> _Исходный текст_
************

Известно, многих художников раздражает компиляция Глазунова и зализанная живопись Шилова, но у обоих есть свои зрители, и их немало. К тому, дай бог всем художникам такую адскую работоспособность и так же любить Россию, как ее любят эти два мастера.
Кроме желчных стишат, ничего отрицательного в Монине и Устинове не найти, а положительного — хоть отбавляй! Взять хотя бы их всегдашнюю готовность забросить работу ради встречи с другом. Здесь они явно отличаются от каких художников, как например Попов, Чапля, Кабаков, которые черта с два встретятся с тобой просто так, с бухты-барахты. По делу — пожалуйста, а для «пустых разговоров» — извини, давай через недельку, а лучше через две. Хотя, ради романтических приключений, моментально забрасывают не только работу, но и все остальное.
В жизнерадостном Лосине больше всего поражает его ироничное отношение к жизни. Каким-то неведомым образом он умеет расцветить насмешливостью любое событие, любой поступок приятеля (и свой в том числе). Расцветить не ядовитым ехидством, а именно легкой насмешливостью, представить событие (или поступок), как вздорную нелепость в общем гармоничном мире. К примеру, иногда близких друзей называет «жидовская морда»; правда, за этим видится некий комплекс — мол, кое-кто за глаза может о нас и такое отчебучить, а между тем, мы лучшие в своей области. То, что он один из лучших художников, обсуждению не подлежит.
Однажды в «Детгизе» у меня выходила книжка рассказов (о Волге) и редакторша сказала:
— Просто не знаю, кому ее отдать иллюстрировать.
— Лосину, — не раздумывая брякнул я. — Ведь он рыбак и охотник. Он сделает лучше всех.
— Что вы! — прыснула редакторша. — У Лосина работы на год вперед. Он делает только классику!
— Он мой друг и возьмет мою рукопись, — с торжествующей наглостью отчебучил я и под обалделый взгляд редакторши отправился к художнику.
Лосину я объяснил суть дела.
— Давно мечтал порисовать Волгу, рыбаков, — заявил мой незабвенный друг.
Он отложил классику и за месяц сделал книжку; сделал иллюстрации в своей манере — отмывкой (мокрой кистью); рядом с его великолепными иллюстрациями мои рассказы сразу поблекли и превратились в подписи к рисункам.
Чижиков (Чиж — как его называют художники с особой радостью и художественностью, смакуя детали (а рассказчик он первоклассный) расписывает отрицательное в характерах приятелей, но ни разу не посмотрел на себя со стороны. Придется мне восполнить этот пробел.
Одно время, после «темных» совещаний в «Веселых картинках», мы всей командой отправлялись в Домжур и обедали с шиком (под «твиши»). Расплачивались щедро — скидывались по десятке, но странное дело, каждый раз перед этой процедурой, Чижиков начинал засыпать; потом очнувшись, объявлял, что плохо себя чувствует и, покачиваясь, выходил «на свежий воздух».
Как-то и я, почувствовав себя неважно, вышел за ним и уселся рядом на скамью. И внезапно замечаю: Чижиков через окно пристально вглядывается в наш стол. Минуту назад клевал носом, бессвязно бормотал и вдруг — совершенно трезвый, как стеклышко! Когда наши друзья расплатились с официантом, Чижиков встал и бросил:
— Ну, ну, давай взбодрись! Пошли! — и двинул в ресторан твердым шагом.

************

> _Задание A_
Ответьте по исходному тексту на три вопроса:
(i) В какой манере Лосин выполнил иллюстрации к книжке рассказов о Волге?
(ii) За какой срок Лосин сделал эту книжку?
(iii) Куда команда отправлялась обедать после «темных» совещаний в «Веселых картинках»?
Записи никак не связаны с исходным текстом.

> _Записи из набора данных_
************

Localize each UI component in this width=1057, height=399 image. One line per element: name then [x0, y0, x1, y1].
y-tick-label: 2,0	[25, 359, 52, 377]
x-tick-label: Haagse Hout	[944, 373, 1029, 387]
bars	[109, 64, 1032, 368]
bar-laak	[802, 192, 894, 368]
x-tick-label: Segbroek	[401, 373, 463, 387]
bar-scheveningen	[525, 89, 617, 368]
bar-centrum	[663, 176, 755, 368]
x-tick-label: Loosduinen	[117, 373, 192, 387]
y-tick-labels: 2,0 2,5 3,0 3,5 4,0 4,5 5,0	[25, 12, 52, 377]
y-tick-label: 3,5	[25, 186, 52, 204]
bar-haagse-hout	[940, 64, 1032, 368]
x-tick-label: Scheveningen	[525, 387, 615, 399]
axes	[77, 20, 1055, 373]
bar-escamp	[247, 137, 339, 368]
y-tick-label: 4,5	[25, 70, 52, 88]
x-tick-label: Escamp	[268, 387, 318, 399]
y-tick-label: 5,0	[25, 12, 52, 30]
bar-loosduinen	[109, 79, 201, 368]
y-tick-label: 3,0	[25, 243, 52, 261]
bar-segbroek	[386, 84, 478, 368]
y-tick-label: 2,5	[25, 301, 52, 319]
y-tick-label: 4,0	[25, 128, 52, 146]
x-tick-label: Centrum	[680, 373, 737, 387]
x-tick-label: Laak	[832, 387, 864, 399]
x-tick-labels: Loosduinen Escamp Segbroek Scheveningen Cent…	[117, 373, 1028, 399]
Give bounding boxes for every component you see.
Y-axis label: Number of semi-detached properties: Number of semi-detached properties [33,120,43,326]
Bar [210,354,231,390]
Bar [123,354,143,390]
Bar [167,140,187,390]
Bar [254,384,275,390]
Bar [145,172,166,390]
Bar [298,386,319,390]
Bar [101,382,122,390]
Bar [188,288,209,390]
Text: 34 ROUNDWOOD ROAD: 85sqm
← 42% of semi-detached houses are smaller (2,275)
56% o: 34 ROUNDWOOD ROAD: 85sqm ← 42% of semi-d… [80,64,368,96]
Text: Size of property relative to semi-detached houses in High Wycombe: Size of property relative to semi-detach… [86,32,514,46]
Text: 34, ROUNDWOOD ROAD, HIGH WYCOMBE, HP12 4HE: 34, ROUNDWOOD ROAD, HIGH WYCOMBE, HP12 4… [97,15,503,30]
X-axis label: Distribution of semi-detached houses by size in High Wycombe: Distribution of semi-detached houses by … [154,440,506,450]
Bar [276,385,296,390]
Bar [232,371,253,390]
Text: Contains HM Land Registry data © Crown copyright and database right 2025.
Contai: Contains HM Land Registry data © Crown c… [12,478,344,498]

************

> _Задание B_
Превратите в нумерованный список только ту часть записей, которая начинается с их первой строки и заканчивается строкой, содержащей «373, 463, 387]», включив обе граничные строки и пропустив пустые.

> _Правильный ответ A_
(i) Отмывкой (мокрой кистью).
(ii) За месяц.
(iii) В Домжур.

> _Правильный ответ B_
1. Localize each UI component in this width=1057, height=399 image. One line per element: name then [x0, y0, x1, y1].
2. y-tick-label: 2,0	[25, 359, 52, 377]
3. x-tick-label: Haagse Hout	[944, 373, 1029, 387]
4. bars	[109, 64, 1032, 368]
5. bar-laak	[802, 192, 894, 368]
6. x-tick-label: Segbroek	[401, 373, 463, 387]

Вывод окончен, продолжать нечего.